Data listing –
[BEGIN]

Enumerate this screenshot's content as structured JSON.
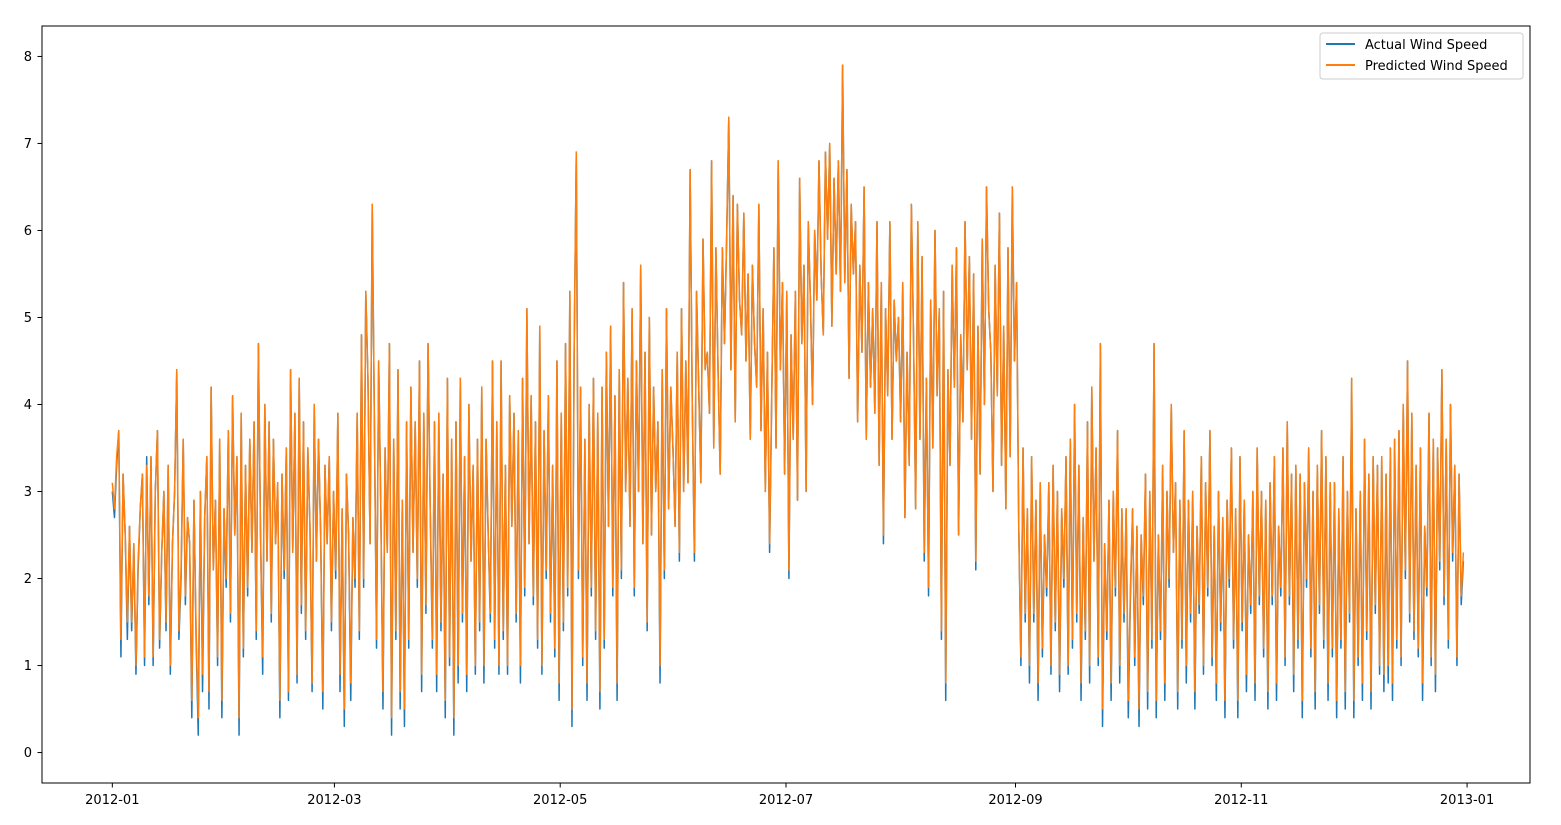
{
  "chart_data": {
    "type": "line",
    "title": "",
    "xlabel": "",
    "ylabel": "",
    "x_range": [
      "2011-12-13",
      "2013-01-18"
    ],
    "ylim": [
      -0.35,
      8.35
    ],
    "grid": false,
    "legend_position": "top-right",
    "x_ticks": [
      "2012-01",
      "2012-03",
      "2012-05",
      "2012-07",
      "2012-09",
      "2012-11",
      "2013-01"
    ],
    "y_ticks": [
      "0",
      "1",
      "2",
      "3",
      "4",
      "5",
      "6",
      "7",
      "8"
    ],
    "x_start": "2012-01-01",
    "x_end": "2012-12-31",
    "series": [
      {
        "name": "Actual Wind Speed",
        "color": "#1f77b4",
        "values": [
          3.0,
          2.7,
          3.3,
          3.7,
          1.1,
          3.2,
          2.5,
          1.3,
          2.6,
          1.4,
          2.4,
          0.9,
          2.1,
          2.8,
          3.2,
          1.0,
          3.4,
          1.7,
          3.4,
          1.0,
          3.0,
          3.7,
          1.2,
          2.3,
          3.0,
          1.4,
          3.3,
          0.9,
          2.4,
          3.0,
          4.4,
          1.3,
          2.0,
          3.6,
          1.7,
          2.7,
          2.4,
          0.4,
          2.9,
          1.3,
          0.2,
          3.0,
          0.7,
          2.7,
          3.4,
          0.5,
          4.2,
          2.1,
          2.9,
          1.0,
          3.6,
          0.4,
          2.8,
          1.9,
          3.7,
          1.5,
          4.1,
          2.5,
          3.4,
          0.2,
          3.9,
          1.1,
          3.3,
          1.8,
          3.6,
          2.3,
          3.8,
          1.3,
          4.7,
          2.5,
          0.9,
          4.0,
          2.2,
          3.8,
          1.5,
          3.6,
          2.4,
          3.1,
          0.4,
          3.2,
          2.0,
          3.5,
          0.6,
          4.4,
          2.3,
          3.9,
          0.8,
          4.3,
          1.6,
          3.8,
          1.3,
          3.5,
          2.6,
          0.7,
          4.0,
          2.2,
          3.6,
          2.5,
          0.5,
          3.3,
          2.4,
          3.4,
          1.4,
          3.0,
          2.0,
          3.9,
          0.7,
          2.8,
          0.3,
          3.2,
          2.5,
          0.6,
          2.7,
          1.9,
          3.9,
          1.3,
          4.8,
          1.9,
          5.3,
          4.3,
          2.4,
          6.3,
          3.8,
          1.2,
          4.5,
          2.8,
          0.5,
          3.5,
          2.3,
          4.7,
          0.2,
          3.6,
          1.3,
          4.4,
          0.5,
          2.9,
          0.3,
          3.8,
          1.2,
          4.2,
          2.3,
          3.8,
          1.9,
          4.5,
          0.7,
          3.9,
          1.6,
          4.7,
          2.8,
          1.2,
          3.8,
          0.7,
          3.9,
          1.4,
          3.2,
          0.4,
          4.3,
          1.0,
          3.6,
          0.2,
          3.8,
          0.8,
          4.3,
          1.5,
          3.4,
          0.7,
          4.0,
          2.2,
          3.3,
          0.9,
          3.6,
          1.4,
          4.2,
          0.8,
          3.6,
          2.5,
          1.5,
          4.5,
          1.2,
          3.8,
          0.9,
          4.5,
          1.3,
          3.3,
          0.9,
          4.1,
          2.6,
          3.9,
          1.5,
          3.7,
          0.8,
          4.3,
          1.8,
          5.1,
          2.4,
          4.1,
          1.7,
          3.8,
          1.2,
          4.9,
          0.9,
          3.7,
          2.0,
          4.1,
          1.5,
          3.3,
          1.1,
          4.5,
          0.6,
          3.9,
          1.4,
          4.7,
          1.8,
          5.3,
          0.3,
          4.6,
          6.9,
          2.0,
          4.2,
          1.0,
          3.6,
          0.6,
          4.0,
          1.8,
          4.3,
          1.3,
          3.9,
          0.5,
          4.2,
          1.2,
          4.6,
          2.6,
          4.9,
          1.8,
          4.1,
          0.6,
          4.4,
          2.0,
          5.4,
          3.0,
          4.3,
          2.6,
          5.1,
          1.8,
          4.5,
          3.0,
          5.6,
          2.4,
          4.6,
          1.4,
          5.0,
          2.5,
          4.2,
          3.0,
          3.8,
          0.8,
          4.4,
          2.0,
          5.1,
          2.8,
          4.2,
          3.5,
          2.6,
          4.6,
          2.2,
          5.1,
          3.0,
          4.5,
          3.1,
          6.7,
          4.0,
          2.2,
          5.3,
          4.2,
          3.1,
          5.9,
          4.4,
          4.6,
          3.9,
          6.8,
          3.5,
          5.8,
          4.4,
          3.2,
          5.8,
          4.7,
          5.9,
          7.3,
          4.4,
          6.4,
          3.8,
          6.3,
          5.2,
          4.8,
          6.2,
          4.5,
          5.5,
          3.6,
          5.6,
          4.7,
          4.2,
          6.3,
          3.7,
          5.1,
          3.0,
          4.6,
          2.3,
          4.1,
          5.8,
          3.5,
          6.8,
          4.4,
          5.4,
          3.2,
          5.3,
          2.0,
          4.8,
          3.6,
          5.3,
          2.9,
          6.6,
          4.7,
          5.6,
          3.0,
          6.1,
          5.2,
          4.0,
          6.0,
          5.2,
          6.8,
          5.5,
          4.8,
          6.9,
          5.9,
          7.0,
          4.9,
          6.6,
          5.5,
          6.8,
          5.3,
          7.9,
          5.4,
          6.7,
          4.3,
          6.3,
          5.5,
          6.1,
          3.8,
          5.6,
          4.6,
          6.5,
          3.6,
          5.4,
          4.2,
          5.1,
          3.9,
          6.1,
          3.3,
          5.4,
          2.4,
          5.1,
          4.1,
          6.1,
          3.6,
          5.2,
          4.5,
          5.0,
          3.8,
          5.4,
          2.7,
          4.6,
          3.3,
          6.3,
          4.8,
          2.8,
          6.1,
          3.6,
          5.7,
          2.2,
          4.3,
          1.8,
          5.2,
          3.5,
          6.0,
          4.1,
          5.1,
          1.3,
          5.3,
          0.6,
          4.4,
          3.3,
          5.6,
          4.2,
          5.8,
          2.5,
          4.8,
          3.8,
          6.1,
          4.4,
          5.7,
          3.6,
          5.5,
          2.1,
          4.9,
          3.2,
          5.9,
          4.0,
          6.5,
          5.1,
          4.6,
          3.0,
          5.6,
          4.1,
          6.2,
          3.3,
          4.9,
          2.8,
          5.8,
          3.4,
          6.5,
          4.5,
          5.4,
          2.6,
          1.0,
          3.5,
          1.5,
          2.8,
          0.8,
          3.4,
          1.5,
          2.9,
          0.6,
          3.1,
          1.1,
          2.5,
          1.8,
          3.1,
          0.9,
          3.3,
          1.4,
          3.0,
          0.7,
          2.8,
          1.9,
          3.4,
          0.9,
          3.6,
          1.2,
          4.0,
          1.5,
          3.3,
          0.6,
          2.7,
          1.3,
          3.8,
          0.8,
          4.2,
          2.2,
          3.5,
          1.0,
          4.7,
          0.3,
          2.4,
          1.3,
          2.9,
          0.6,
          3.0,
          1.8,
          3.7,
          0.8,
          2.8,
          1.5,
          2.8,
          0.4,
          1.8,
          2.8,
          1.0,
          2.6,
          0.3,
          2.5,
          1.7,
          3.2,
          0.5,
          3.0,
          1.2,
          4.7,
          0.4,
          2.5,
          1.3,
          3.3,
          0.6,
          3.0,
          1.9,
          4.0,
          2.3,
          3.1,
          0.5,
          2.9,
          1.2,
          3.7,
          0.8,
          2.9,
          1.5,
          3.0,
          0.5,
          2.6,
          1.6,
          3.4,
          0.9,
          3.1,
          1.8,
          3.7,
          1.0,
          2.6,
          0.6,
          3.0,
          1.4,
          2.7,
          0.4,
          2.9,
          1.9,
          3.5,
          1.2,
          2.8,
          0.4,
          3.4,
          1.4,
          2.9,
          0.7,
          2.5,
          1.6,
          3.0,
          0.6,
          3.5,
          1.7,
          3.0,
          1.1,
          2.9,
          0.5,
          3.1,
          1.7,
          3.4,
          0.6,
          2.6,
          1.8,
          3.5,
          1.0,
          3.8,
          1.7,
          3.2,
          0.7,
          3.3,
          1.2,
          3.2,
          0.4,
          3.1,
          1.9,
          3.5,
          1.1,
          3.0,
          0.5,
          3.3,
          1.6,
          3.7,
          1.2,
          3.4,
          0.6,
          3.1,
          1.1,
          3.1,
          0.4,
          2.8,
          1.2,
          3.4,
          0.5,
          3.0,
          1.5,
          4.3,
          0.4,
          2.8,
          1.0,
          3.0,
          0.6,
          3.6,
          1.3,
          3.2,
          0.5,
          3.4,
          1.6,
          3.3,
          0.9,
          3.4,
          0.7,
          3.2,
          0.8,
          3.5,
          0.6,
          3.6,
          1.2,
          3.7,
          1.0,
          4.0,
          2.0,
          4.5,
          1.5,
          3.9,
          1.3,
          3.3,
          1.1,
          3.5,
          0.6,
          2.6,
          1.8,
          3.9,
          1.0,
          3.6,
          0.7,
          3.5,
          2.1,
          4.4,
          1.7,
          3.6,
          1.2,
          4.0,
          2.2,
          3.3,
          1.0,
          3.2,
          1.7,
          2.2
        ]
      },
      {
        "name": "Predicted Wind Speed",
        "color": "#ff7f0e",
        "values": [
          3.1,
          2.8,
          3.4,
          3.7,
          1.3,
          3.2,
          2.5,
          1.5,
          2.6,
          1.5,
          2.4,
          1.0,
          2.2,
          2.8,
          3.2,
          1.1,
          3.3,
          1.8,
          3.4,
          1.1,
          3.0,
          3.7,
          1.3,
          2.3,
          3.0,
          1.5,
          3.3,
          1.0,
          2.4,
          3.0,
          4.4,
          1.4,
          2.1,
          3.6,
          1.8,
          2.7,
          2.4,
          0.6,
          2.9,
          1.4,
          0.4,
          3.0,
          0.9,
          2.7,
          3.4,
          0.7,
          4.2,
          2.1,
          2.9,
          1.1,
          3.6,
          0.6,
          2.8,
          2.0,
          3.7,
          1.6,
          4.1,
          2.5,
          3.4,
          0.4,
          3.9,
          1.2,
          3.3,
          1.9,
          3.6,
          2.3,
          3.8,
          1.4,
          4.7,
          2.5,
          1.1,
          4.0,
          2.2,
          3.8,
          1.6,
          3.6,
          2.4,
          3.1,
          0.6,
          3.2,
          2.1,
          3.5,
          0.7,
          4.4,
          2.3,
          3.9,
          0.9,
          4.3,
          1.7,
          3.8,
          1.4,
          3.5,
          2.6,
          0.8,
          4.0,
          2.2,
          3.6,
          2.5,
          0.7,
          3.3,
          2.4,
          3.4,
          1.5,
          3.0,
          2.1,
          3.9,
          0.9,
          2.8,
          0.5,
          3.2,
          2.5,
          0.8,
          2.7,
          2.0,
          3.9,
          1.4,
          4.8,
          2.0,
          5.3,
          4.3,
          2.4,
          6.3,
          3.8,
          1.3,
          4.5,
          2.8,
          0.7,
          3.5,
          2.3,
          4.7,
          0.4,
          3.6,
          1.4,
          4.4,
          0.7,
          2.9,
          0.5,
          3.8,
          1.3,
          4.2,
          2.3,
          3.8,
          2.0,
          4.5,
          0.9,
          3.9,
          1.7,
          4.7,
          2.8,
          1.3,
          3.8,
          0.9,
          3.9,
          1.5,
          3.2,
          0.6,
          4.3,
          1.1,
          3.6,
          0.4,
          3.8,
          1.0,
          4.3,
          1.6,
          3.4,
          0.9,
          4.0,
          2.2,
          3.3,
          1.0,
          3.6,
          1.5,
          4.2,
          1.0,
          3.6,
          2.5,
          1.6,
          4.5,
          1.3,
          3.8,
          1.0,
          4.5,
          1.4,
          3.3,
          1.0,
          4.1,
          2.6,
          3.9,
          1.6,
          3.7,
          1.0,
          4.3,
          1.9,
          5.1,
          2.4,
          4.1,
          1.8,
          3.8,
          1.3,
          4.9,
          1.0,
          3.7,
          2.1,
          4.1,
          1.6,
          3.3,
          1.2,
          4.5,
          0.8,
          3.9,
          1.5,
          4.7,
          1.9,
          5.3,
          0.5,
          4.6,
          6.9,
          2.1,
          4.2,
          1.1,
          3.6,
          0.8,
          4.0,
          1.9,
          4.3,
          1.4,
          3.9,
          0.7,
          4.2,
          1.3,
          4.6,
          2.6,
          4.9,
          1.9,
          4.1,
          0.8,
          4.4,
          2.1,
          5.4,
          3.0,
          4.3,
          2.6,
          5.1,
          1.9,
          4.5,
          3.0,
          5.6,
          2.4,
          4.6,
          1.5,
          5.0,
          2.5,
          4.2,
          3.0,
          3.8,
          1.0,
          4.4,
          2.1,
          5.1,
          2.8,
          4.2,
          3.5,
          2.6,
          4.6,
          2.3,
          5.1,
          3.0,
          4.5,
          3.1,
          6.7,
          4.0,
          2.3,
          5.3,
          4.2,
          3.1,
          5.9,
          4.4,
          4.6,
          3.9,
          6.8,
          3.5,
          5.8,
          4.4,
          3.2,
          5.8,
          4.7,
          5.9,
          7.3,
          4.4,
          6.4,
          3.8,
          6.3,
          5.2,
          4.8,
          6.2,
          4.5,
          5.5,
          3.6,
          5.6,
          4.7,
          4.2,
          6.3,
          3.7,
          5.1,
          3.0,
          4.6,
          2.4,
          4.1,
          5.8,
          3.5,
          6.8,
          4.4,
          5.4,
          3.2,
          5.3,
          2.1,
          4.8,
          3.6,
          5.3,
          2.9,
          6.6,
          4.7,
          5.6,
          3.0,
          6.1,
          5.2,
          4.0,
          6.0,
          5.2,
          6.8,
          5.5,
          4.8,
          6.9,
          5.9,
          7.0,
          4.9,
          6.6,
          5.5,
          6.8,
          5.3,
          7.9,
          5.4,
          6.7,
          4.3,
          6.3,
          5.5,
          6.1,
          3.8,
          5.6,
          4.6,
          6.5,
          3.6,
          5.4,
          4.2,
          5.1,
          3.9,
          6.1,
          3.3,
          5.4,
          2.5,
          5.1,
          4.1,
          6.1,
          3.6,
          5.2,
          4.5,
          5.0,
          3.8,
          5.4,
          2.7,
          4.6,
          3.3,
          6.3,
          4.8,
          2.8,
          6.1,
          3.6,
          5.7,
          2.3,
          4.3,
          1.9,
          5.2,
          3.5,
          6.0,
          4.1,
          5.1,
          1.4,
          5.3,
          0.8,
          4.4,
          3.3,
          5.6,
          4.2,
          5.8,
          2.5,
          4.8,
          3.8,
          6.1,
          4.4,
          5.7,
          3.6,
          5.5,
          2.2,
          4.9,
          3.2,
          5.9,
          4.0,
          6.5,
          5.1,
          4.6,
          3.0,
          5.6,
          4.1,
          6.2,
          3.3,
          4.9,
          2.8,
          5.8,
          3.4,
          6.5,
          4.5,
          5.4,
          2.6,
          1.1,
          3.5,
          1.6,
          2.8,
          1.0,
          3.4,
          1.6,
          2.9,
          0.8,
          3.1,
          1.2,
          2.5,
          1.9,
          3.1,
          1.0,
          3.3,
          1.5,
          3.0,
          0.9,
          2.8,
          2.0,
          3.4,
          1.0,
          3.6,
          1.3,
          4.0,
          1.6,
          3.3,
          0.8,
          2.7,
          1.4,
          3.8,
          1.0,
          4.2,
          2.2,
          3.5,
          1.1,
          4.7,
          0.5,
          2.4,
          1.4,
          2.9,
          0.8,
          3.0,
          1.9,
          3.7,
          1.0,
          2.8,
          1.6,
          2.8,
          0.6,
          1.9,
          2.8,
          1.1,
          2.6,
          0.5,
          2.5,
          1.8,
          3.2,
          0.7,
          3.0,
          1.3,
          4.7,
          0.6,
          2.5,
          1.4,
          3.3,
          0.8,
          3.0,
          2.0,
          4.0,
          2.3,
          3.1,
          0.7,
          2.9,
          1.3,
          3.7,
          1.0,
          2.9,
          1.6,
          3.0,
          0.7,
          2.6,
          1.7,
          3.4,
          1.0,
          3.1,
          1.9,
          3.7,
          1.1,
          2.6,
          0.8,
          3.0,
          1.5,
          2.7,
          0.6,
          2.9,
          2.0,
          3.5,
          1.3,
          2.8,
          0.6,
          3.4,
          1.5,
          2.9,
          0.9,
          2.5,
          1.7,
          3.0,
          0.8,
          3.5,
          1.8,
          3.0,
          1.2,
          2.9,
          0.7,
          3.1,
          1.8,
          3.4,
          0.8,
          2.6,
          1.9,
          3.5,
          1.1,
          3.8,
          1.8,
          3.2,
          0.9,
          3.3,
          1.3,
          3.2,
          0.6,
          3.1,
          2.0,
          3.5,
          1.2,
          3.0,
          0.7,
          3.3,
          1.7,
          3.7,
          1.3,
          3.4,
          0.8,
          3.1,
          1.2,
          3.1,
          0.6,
          2.8,
          1.3,
          3.4,
          0.7,
          3.0,
          1.6,
          4.3,
          0.6,
          2.8,
          1.1,
          3.0,
          0.8,
          3.6,
          1.4,
          3.2,
          0.7,
          3.4,
          1.7,
          3.3,
          1.0,
          3.4,
          0.9,
          3.2,
          1.0,
          3.5,
          0.8,
          3.6,
          1.3,
          3.7,
          1.1,
          4.0,
          2.1,
          4.5,
          1.6,
          3.9,
          1.4,
          3.3,
          1.2,
          3.5,
          0.8,
          2.6,
          1.9,
          3.9,
          1.1,
          3.6,
          0.9,
          3.5,
          2.2,
          4.4,
          1.8,
          3.6,
          1.3,
          4.0,
          2.3,
          3.3,
          1.1,
          3.2,
          1.8,
          2.3
        ]
      }
    ]
  }
}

[END]

Do this –
Find "name". Copy every line it occurs in.

Answer for the task –
        "name": "Actual Wind Speed",
        "name": "Predicted Wind Speed",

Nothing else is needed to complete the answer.